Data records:

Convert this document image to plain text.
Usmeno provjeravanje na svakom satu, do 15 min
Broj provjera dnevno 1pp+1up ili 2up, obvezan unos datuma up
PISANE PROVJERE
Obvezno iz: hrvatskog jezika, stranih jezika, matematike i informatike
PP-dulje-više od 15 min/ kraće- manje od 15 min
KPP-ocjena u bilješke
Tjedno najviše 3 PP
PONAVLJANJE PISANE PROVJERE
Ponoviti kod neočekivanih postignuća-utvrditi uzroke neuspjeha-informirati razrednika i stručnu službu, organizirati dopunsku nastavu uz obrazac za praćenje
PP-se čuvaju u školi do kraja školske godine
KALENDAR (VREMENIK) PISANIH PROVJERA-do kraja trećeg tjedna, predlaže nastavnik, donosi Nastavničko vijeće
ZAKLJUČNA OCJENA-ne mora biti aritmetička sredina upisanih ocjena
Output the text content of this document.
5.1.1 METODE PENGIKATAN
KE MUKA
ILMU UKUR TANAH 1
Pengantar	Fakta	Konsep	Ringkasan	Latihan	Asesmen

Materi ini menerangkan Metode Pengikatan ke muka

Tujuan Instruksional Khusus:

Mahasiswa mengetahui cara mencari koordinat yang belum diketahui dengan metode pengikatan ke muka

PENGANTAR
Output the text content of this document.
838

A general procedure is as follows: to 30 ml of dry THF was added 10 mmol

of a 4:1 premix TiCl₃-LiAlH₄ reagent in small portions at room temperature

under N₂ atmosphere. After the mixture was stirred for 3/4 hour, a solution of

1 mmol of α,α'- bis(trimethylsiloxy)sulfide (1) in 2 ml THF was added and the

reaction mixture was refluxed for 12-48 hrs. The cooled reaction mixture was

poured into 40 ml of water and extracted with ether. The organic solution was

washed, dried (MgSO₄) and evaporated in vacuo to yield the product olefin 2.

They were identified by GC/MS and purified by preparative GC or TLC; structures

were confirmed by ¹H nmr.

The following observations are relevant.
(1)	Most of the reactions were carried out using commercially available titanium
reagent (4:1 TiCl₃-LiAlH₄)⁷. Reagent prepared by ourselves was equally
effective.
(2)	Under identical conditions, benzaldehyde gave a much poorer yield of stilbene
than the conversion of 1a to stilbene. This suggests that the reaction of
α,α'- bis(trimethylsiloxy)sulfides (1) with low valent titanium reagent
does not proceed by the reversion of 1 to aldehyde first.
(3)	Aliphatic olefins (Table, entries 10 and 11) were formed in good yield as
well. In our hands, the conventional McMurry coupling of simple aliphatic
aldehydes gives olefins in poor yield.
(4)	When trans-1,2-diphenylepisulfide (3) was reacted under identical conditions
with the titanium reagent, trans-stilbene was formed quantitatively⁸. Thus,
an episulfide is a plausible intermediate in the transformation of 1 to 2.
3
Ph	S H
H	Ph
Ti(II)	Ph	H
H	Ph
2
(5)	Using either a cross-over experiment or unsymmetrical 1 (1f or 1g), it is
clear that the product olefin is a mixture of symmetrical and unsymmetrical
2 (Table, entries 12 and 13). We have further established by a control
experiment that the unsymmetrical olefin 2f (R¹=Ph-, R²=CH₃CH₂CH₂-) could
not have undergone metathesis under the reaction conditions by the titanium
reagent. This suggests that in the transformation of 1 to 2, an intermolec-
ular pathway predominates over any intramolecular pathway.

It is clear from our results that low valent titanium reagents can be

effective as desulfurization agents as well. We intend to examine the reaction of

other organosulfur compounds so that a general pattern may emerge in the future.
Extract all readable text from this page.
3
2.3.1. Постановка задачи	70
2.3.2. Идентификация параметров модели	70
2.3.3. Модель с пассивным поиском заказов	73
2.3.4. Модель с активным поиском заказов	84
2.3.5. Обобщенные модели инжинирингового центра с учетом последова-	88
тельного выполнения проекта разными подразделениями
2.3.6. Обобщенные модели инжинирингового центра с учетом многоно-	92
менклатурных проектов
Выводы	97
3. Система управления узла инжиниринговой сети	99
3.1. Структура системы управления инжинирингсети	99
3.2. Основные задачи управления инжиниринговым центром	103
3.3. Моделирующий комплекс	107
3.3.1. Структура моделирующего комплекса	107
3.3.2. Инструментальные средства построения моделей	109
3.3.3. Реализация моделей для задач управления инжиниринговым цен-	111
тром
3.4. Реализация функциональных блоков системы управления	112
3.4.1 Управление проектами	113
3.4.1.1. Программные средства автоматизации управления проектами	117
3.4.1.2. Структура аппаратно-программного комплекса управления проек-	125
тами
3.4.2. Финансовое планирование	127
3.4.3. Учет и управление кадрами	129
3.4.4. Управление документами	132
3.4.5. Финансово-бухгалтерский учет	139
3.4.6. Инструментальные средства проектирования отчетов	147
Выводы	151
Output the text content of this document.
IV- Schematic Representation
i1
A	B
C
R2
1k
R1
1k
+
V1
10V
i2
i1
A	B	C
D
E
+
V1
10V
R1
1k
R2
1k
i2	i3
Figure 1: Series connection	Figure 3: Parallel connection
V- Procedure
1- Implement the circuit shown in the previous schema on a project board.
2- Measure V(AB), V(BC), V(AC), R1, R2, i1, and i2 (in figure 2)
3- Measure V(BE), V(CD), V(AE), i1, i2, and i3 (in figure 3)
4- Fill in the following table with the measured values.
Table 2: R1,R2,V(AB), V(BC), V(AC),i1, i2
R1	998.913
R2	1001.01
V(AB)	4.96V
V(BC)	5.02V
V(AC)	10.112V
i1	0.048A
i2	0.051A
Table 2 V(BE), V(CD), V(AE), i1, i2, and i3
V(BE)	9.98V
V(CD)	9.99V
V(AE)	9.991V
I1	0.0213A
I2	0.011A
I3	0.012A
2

*What the task asks*
Reproduce the full set of records precisely.

*Solution to the problem*
Convert this document image to plain text.
Usmeno provjeravanje na svakom satu, do 15 min
Broj provjera dnevno 1pp+1up ili 2up, obvezan unos datuma up
PISANE PROVJERE
Obvezno iz: hrvatskog jezika, stranih jezika, matematike i informatike
PP-dulje-više od 15 min/ kraće- manje od 15 min
KPP-ocjena u bilješke
Tjedno najviše 3 PP
PONAVLJANJE PISANE PROVJERE
Ponoviti kod neočekivanih postignuća-utvrditi uzroke neuspjeha-informirati razrednika i stručnu službu, organizirati dopunsku nastavu uz obrazac za praćenje
PP-se čuvaju u školi do kraja školske godine
KALENDAR (VREMENIK) PISANIH PROVJERA-do kraja trećeg tjedna, predlaže nastavnik, donosi Nastavničko vijeće
ZAKLJUČNA OCJENA-ne mora biti aritmetička sredina upisanih ocjena
Output the text content of this document.
5.1.1 METODE PENGIKATAN
KE MUKA
ILMU UKUR TANAH 1
Pengantar	Fakta	Konsep	Ringkasan	Latihan	Asesmen

Materi ini menerangkan Metode Pengikatan ke muka

Tujuan Instruksional Khusus:

Mahasiswa mengetahui cara mencari koordinat yang belum diketahui dengan metode pengikatan ke muka

PENGANTAR
Output the text content of this document.
838

A general procedure is as follows: to 30 ml of dry THF was added 10 mmol

of a 4:1 premix TiCl₃-LiAlH₄ reagent in small portions at room temperature

under N₂ atmosphere. After the mixture was stirred for 3/4 hour, a solution of

1 mmol of α,α'- bis(trimethylsiloxy)sulfide (1) in 2 ml THF was added and the

reaction mixture was refluxed for 12-48 hrs. The cooled reaction mixture was

poured into 40 ml of water and extracted with ether. The organic solution was

washed, dried (MgSO₄) and evaporated in vacuo to yield the product olefin 2.

They were identified by GC/MS and purified by preparative GC or TLC; structures

were confirmed by ¹H nmr.

The following observations are relevant.
(1)	Most of the reactions were carried out using commercially available titanium
reagent (4:1 TiCl₃-LiAlH₄)⁷. Reagent prepared by ourselves was equally
effective.
(2)	Under identical conditions, benzaldehyde gave a much poorer yield of stilbene
than the conversion of 1a to stilbene. This suggests that the reaction of
α,α'- bis(trimethylsiloxy)sulfides (1) with low valent titanium reagent
does not proceed by the reversion of 1 to aldehyde first.
(3)	Aliphatic olefins (Table, entries 10 and 11) were formed in good yield as
well. In our hands, the conventional McMurry coupling of simple aliphatic
aldehydes gives olefins in poor yield.
(4)	When trans-1,2-diphenylepisulfide (3) was reacted under identical conditions
with the titanium reagent, trans-stilbene was formed quantitatively⁸. Thus,
an episulfide is a plausible intermediate in the transformation of 1 to 2.
3
Ph	S H
H	Ph
Ti(II)	Ph	H
H	Ph
2
(5)	Using either a cross-over experiment or unsymmetrical 1 (1f or 1g), it is
clear that the product olefin is a mixture of symmetrical and unsymmetrical
2 (Table, entries 12 and 13). We have further established by a control
experiment that the unsymmetrical olefin 2f (R¹=Ph-, R²=CH₃CH₂CH₂-) could
not have undergone metathesis under the reaction conditions by the titanium
reagent. This suggests that in the transformation of 1 to 2, an intermolec-
ular pathway predominates over any intramolecular pathway.

It is clear from our results that low valent titanium reagents can be

effective as desulfurization agents as well. We intend to examine the reaction of

other organosulfur compounds so that a general pattern may emerge in the future.
Extract all readable text from this page.
3
2.3.1. Постановка задачи	70
2.3.2. Идентификация параметров модели	70
2.3.3. Модель с пассивным поиском заказов	73
2.3.4. Модель с активным поиском заказов	84
2.3.5. Обобщенные модели инжинирингового центра с учетом последова-	88
тельного выполнения проекта разными подразделениями
2.3.6. Обобщенные модели инжинирингового центра с учетом многоно-	92
менклатурных проектов
Выводы	97
3. Система управления узла инжиниринговой сети	99
3.1. Структура системы управления инжинирингсети	99
3.2. Основные задачи управления инжиниринговым центром	103
3.3. Моделирующий комплекс	107
3.3.1. Структура моделирующего комплекса	107
3.3.2. Инструментальные средства построения моделей	109
3.3.3. Реализация моделей для задач управления инжиниринговым цен-	111
тром
3.4. Реализация функциональных блоков системы управления	112
3.4.1 Управление проектами	113
3.4.1.1. Программные средства автоматизации управления проектами	117
3.4.1.2. Структура аппаратно-программного комплекса управления проек-	125
тами
3.4.2. Финансовое планирование	127
3.4.3. Учет и управление кадрами	129
3.4.4. Управление документами	132
3.4.5. Финансово-бухгалтерский учет	139
3.4.6. Инструментальные средства проектирования отчетов	147
Выводы	151
Output the text content of this document.
IV- Schematic Representation
i1
A	B
C
R2
1k
R1
1k
+
V1
10V
i2
i1
A	B	C
D
E
+
V1
10V
R1
1k
R2
1k
i2	i3
Figure 1: Series connection	Figure 3: Parallel connection
V- Procedure
1- Implement the circuit shown in the previous schema on a project board.
2- Measure V(AB), V(BC), V(AC), R1, R2, i1, and i2 (in figure 2)
3- Measure V(BE), V(CD), V(AE), i1, i2, and i3 (in figure 3)
4- Fill in the following table with the measured values.
Table 2: R1,R2,V(AB), V(BC), V(AC),i1, i2
R1	998.913
R2	1001.01
V(AB)	4.96V
V(BC)	5.02V
V(AC)	10.112V
i1	0.048A
i2	0.051A
Table 2 V(BE), V(CD), V(AE), i1, i2, and i3
V(BE)	9.98V
V(CD)	9.99V
V(AE)	9.991V
I1	0.0213A
I2	0.011A
I3	0.012A
2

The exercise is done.